→ **PROBLEM TO SOLVE**
Set down each record exactly as written.

BEGIN SUPPLIED MATERIAL

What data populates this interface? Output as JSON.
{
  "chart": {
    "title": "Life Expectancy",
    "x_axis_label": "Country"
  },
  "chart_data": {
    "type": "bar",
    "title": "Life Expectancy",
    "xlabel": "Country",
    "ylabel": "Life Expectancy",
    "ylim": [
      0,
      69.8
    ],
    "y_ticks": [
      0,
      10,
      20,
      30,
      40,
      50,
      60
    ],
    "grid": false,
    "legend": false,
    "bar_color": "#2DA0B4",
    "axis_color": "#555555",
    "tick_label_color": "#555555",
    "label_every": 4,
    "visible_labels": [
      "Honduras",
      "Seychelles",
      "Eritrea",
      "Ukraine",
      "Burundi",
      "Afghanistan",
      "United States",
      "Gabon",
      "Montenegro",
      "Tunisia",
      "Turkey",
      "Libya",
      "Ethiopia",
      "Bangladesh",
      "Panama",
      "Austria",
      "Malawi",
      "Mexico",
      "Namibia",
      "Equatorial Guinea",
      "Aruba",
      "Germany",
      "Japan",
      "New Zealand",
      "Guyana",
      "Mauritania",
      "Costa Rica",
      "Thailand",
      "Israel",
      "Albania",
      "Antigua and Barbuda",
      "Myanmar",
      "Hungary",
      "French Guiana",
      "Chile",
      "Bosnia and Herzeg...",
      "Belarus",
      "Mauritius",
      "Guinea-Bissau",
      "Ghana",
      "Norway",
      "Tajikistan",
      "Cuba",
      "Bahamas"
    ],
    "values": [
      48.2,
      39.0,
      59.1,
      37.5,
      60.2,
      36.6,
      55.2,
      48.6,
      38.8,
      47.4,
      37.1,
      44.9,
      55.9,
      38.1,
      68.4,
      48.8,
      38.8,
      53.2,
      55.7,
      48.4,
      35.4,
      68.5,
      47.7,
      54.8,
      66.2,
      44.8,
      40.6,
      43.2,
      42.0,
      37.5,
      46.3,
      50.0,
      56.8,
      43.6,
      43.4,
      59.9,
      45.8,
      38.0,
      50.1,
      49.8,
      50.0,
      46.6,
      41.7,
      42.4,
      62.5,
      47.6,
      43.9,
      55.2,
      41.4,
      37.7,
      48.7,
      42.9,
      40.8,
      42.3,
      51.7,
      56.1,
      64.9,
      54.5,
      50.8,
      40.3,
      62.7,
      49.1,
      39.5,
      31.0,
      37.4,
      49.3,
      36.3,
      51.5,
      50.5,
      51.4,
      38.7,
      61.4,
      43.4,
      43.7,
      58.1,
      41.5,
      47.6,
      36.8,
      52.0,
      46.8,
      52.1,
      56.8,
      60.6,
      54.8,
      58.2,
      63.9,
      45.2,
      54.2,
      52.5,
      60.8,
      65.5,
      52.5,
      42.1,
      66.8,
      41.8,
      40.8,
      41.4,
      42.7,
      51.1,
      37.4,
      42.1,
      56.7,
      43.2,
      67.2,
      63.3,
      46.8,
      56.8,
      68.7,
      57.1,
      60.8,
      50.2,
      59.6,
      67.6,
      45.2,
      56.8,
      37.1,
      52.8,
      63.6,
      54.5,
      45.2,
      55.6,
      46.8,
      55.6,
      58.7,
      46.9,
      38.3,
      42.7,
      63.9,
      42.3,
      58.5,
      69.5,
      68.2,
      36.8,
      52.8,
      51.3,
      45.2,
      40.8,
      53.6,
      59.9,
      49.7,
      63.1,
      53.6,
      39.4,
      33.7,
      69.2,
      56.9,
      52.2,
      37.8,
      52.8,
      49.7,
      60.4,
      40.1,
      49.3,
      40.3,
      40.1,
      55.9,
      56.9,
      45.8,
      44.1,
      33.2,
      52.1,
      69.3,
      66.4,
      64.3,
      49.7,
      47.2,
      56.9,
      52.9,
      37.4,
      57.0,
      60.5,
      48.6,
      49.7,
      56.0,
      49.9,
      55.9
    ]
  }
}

END SUPPLIED MATERIAL

→ **REPLY TO THE EXERCISE**
What data populates this interface? Output as JSON.
{
  "chart": {
    "title": "Life Expectancy",
    "x_axis_label": "Country"
  },
  "chart_data": {
    "type": "bar",
    "title": "Life Expectancy",
    "xlabel": "Country",
    "ylabel": "Life Expectancy",
    "ylim": [
      0,
      69.8
    ],
    "y_ticks": [
      0,
      10,
      20,
      30,
      40,
      50,
      60
    ],
    "grid": false,
    "legend": false,
    "bar_color": "#2DA0B4",
    "axis_color": "#555555",
    "tick_label_color": "#555555",
    "label_every": 4,
    "visible_labels": [
      "Honduras",
      "Seychelles",
      "Eritrea",
      "Ukraine",
      "Burundi",
      "Afghanistan",
      "United States",
      "Gabon",
      "Montenegro",
      "Tunisia",
      "Turkey",
      "Libya",
      "Ethiopia",
      "Bangladesh",
      "Panama",
      "Austria",
      "Malawi",
      "Mexico",
      "Namibia",
      "Equatorial Guinea",
      "Aruba",
      "Germany",
      "Japan",
      "New Zealand",
      "Guyana",
      "Mauritania",
      "Costa Rica",
      "Thailand",
      "Israel",
      "Albania",
      "Antigua and Barbuda",
      "Myanmar",
      "Hungary",
      "French Guiana",
      "Chile",
      "Bosnia and Herzeg...",
      "Belarus",
      "Mauritius",
      "Guinea-Bissau",
      "Ghana",
      "Norway",
      "Tajikistan",
      "Cuba",
      "Bahamas"
    ],
    "values": [
      48.2,
      39.0,
      59.1,
      37.5,
      60.2,
      36.6,
      55.2,
      48.6,
      38.8,
      47.4,
      37.1,
      44.9,
      55.9,
      38.1,
      68.4,
      48.8,
      38.8,
      53.2,
      55.7,
      48.4,
      35.4,
      68.5,
      47.7,
      54.8,
      66.2,
      44.8,
      40.6,
      43.2,
      42.0,
      37.5,
      46.3,
      50.0,
      56.8,
      43.6,
      43.4,
      59.9,
      45.8,
      38.0,
      50.1,
      49.8,
      50.0,
      46.6,
      41.7,
      42.4,
      62.5,
      47.6,
      43.9,
      55.2,
      41.4,
      37.7,
      48.7,
      42.9,
      40.8,
      42.3,
      51.7,
      56.1,
      64.9,
      54.5,
      50.8,
      40.3,
      62.7,
      49.1,
      39.5,
      31.0,
      37.4,
      49.3,
      36.3,
      51.5,
      50.5,
      51.4,
      38.7,
      61.4,
      43.4,
      43.7,
      58.1,
      41.5,
      47.6,
      36.8,
      52.0,
      46.8,
      52.1,
      56.8,
      60.6,
      54.8,
      58.2,
      63.9,
      45.2,
      54.2,
      52.5,
      60.8,
      65.5,
      52.5,
      42.1,
      66.8,
      41.8,
      40.8,
      41.4,
      42.7,
      51.1,
      37.4,
      42.1,
      56.7,
      43.2,
      67.2,
      63.3,
      46.8,
      56.8,
      68.7,
      57.1,
      60.8,
      50.2,
      59.6,
      67.6,
      45.2,
      56.8,
      37.1,
      52.8,
      63.6,
      54.5,
      45.2,
      55.6,
      46.8,
      55.6,
      58.7,
      46.9,
      38.3,
      42.7,
      63.9,
      42.3,
      58.5,
      69.5,
      68.2,
      36.8,
      52.8,
      51.3,
      45.2,
      40.8,
      53.6,
      59.9,
      49.7,
      63.1,
      53.6,
      39.4,
      33.7,
      69.2,
      56.9,
      52.2,
      37.8,
      52.8,
      49.7,
      60.4,
      40.1,
      49.3,
      40.3,
      40.1,
      55.9,
      56.9,
      45.8,
      44.1,
      33.2,
      52.1,
      69.3,
      66.4,
      64.3,
      49.7,
      47.2,
      56.9,
      52.9,
      37.4,
      57.0,
      60.5,
      48.6,
      49.7,
      56.0,
      49.9,
      55.9
    ]
  }
}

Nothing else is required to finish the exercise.